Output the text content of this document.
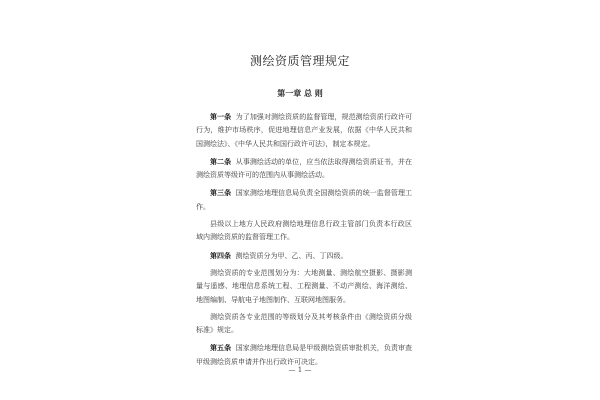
测绘资质管理规定
第一章 总 则

第一条 为了加强对测绘资质的监督管理，规范测绘资质行政许可行为，维护市场秩序，促进地理信息产业发展，依据《中华人民共和国测绘法》、《中华人民共和国行政许可法》，制定本规定。

第二条 从事测绘活动的单位，应当依法取得测绘资质证书，并在测绘资质等级许可的范围内从事测绘活动。

第三条 国家测绘地理信息局负责全国测绘资质的统一监督管理工作。

县级以上地方人民政府测绘地理信息行政主管部门负责本行政区域内测绘资质的监督管理工作。

第四条 测绘资质分为甲、乙、丙、丁四级。

测绘资质的专业范围划分为：大地测量、测绘航空摄影、摄影测量与遥感、地理信息系统工程、工程测量、不动产测绘、海洋测绘、地图编制、导航电子地图制作、互联网地图服务。

测绘资质各专业范围的等级划分及其考核条件由《测绘资质分级标准》规定。

第五条 国家测绘地理信息局是甲级测绘资质审批机关，负责审查甲级测绘资质申请并作出行政许可决定。

— 1 —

* [What to produce]
Without the pictures, return all the records precisely as they stand.

* [Result for this exercise]
Output the text content of this document.
测绘资质管理规定
第一章 总 则

第一条 为了加强对测绘资质的监督管理，规范测绘资质行政许可行为，维护市场秩序，促进地理信息产业发展，依据《中华人民共和国测绘法》、《中华人民共和国行政许可法》，制定本规定。

第二条 从事测绘活动的单位，应当依法取得测绘资质证书，并在测绘资质等级许可的范围内从事测绘活动。

第三条 国家测绘地理信息局负责全国测绘资质的统一监督管理工作。

县级以上地方人民政府测绘地理信息行政主管部门负责本行政区域内测绘资质的监督管理工作。

第四条 测绘资质分为甲、乙、丙、丁四级。

测绘资质的专业范围划分为：大地测量、测绘航空摄影、摄影测量与遥感、地理信息系统工程、工程测量、不动产测绘、海洋测绘、地图编制、导航电子地图制作、互联网地图服务。

测绘资质各专业范围的等级划分及其考核条件由《测绘资质分级标准》规定。

第五条 国家测绘地理信息局是甲级测绘资质审批机关，负责审查甲级测绘资质申请并作出行政许可决定。

— 1 —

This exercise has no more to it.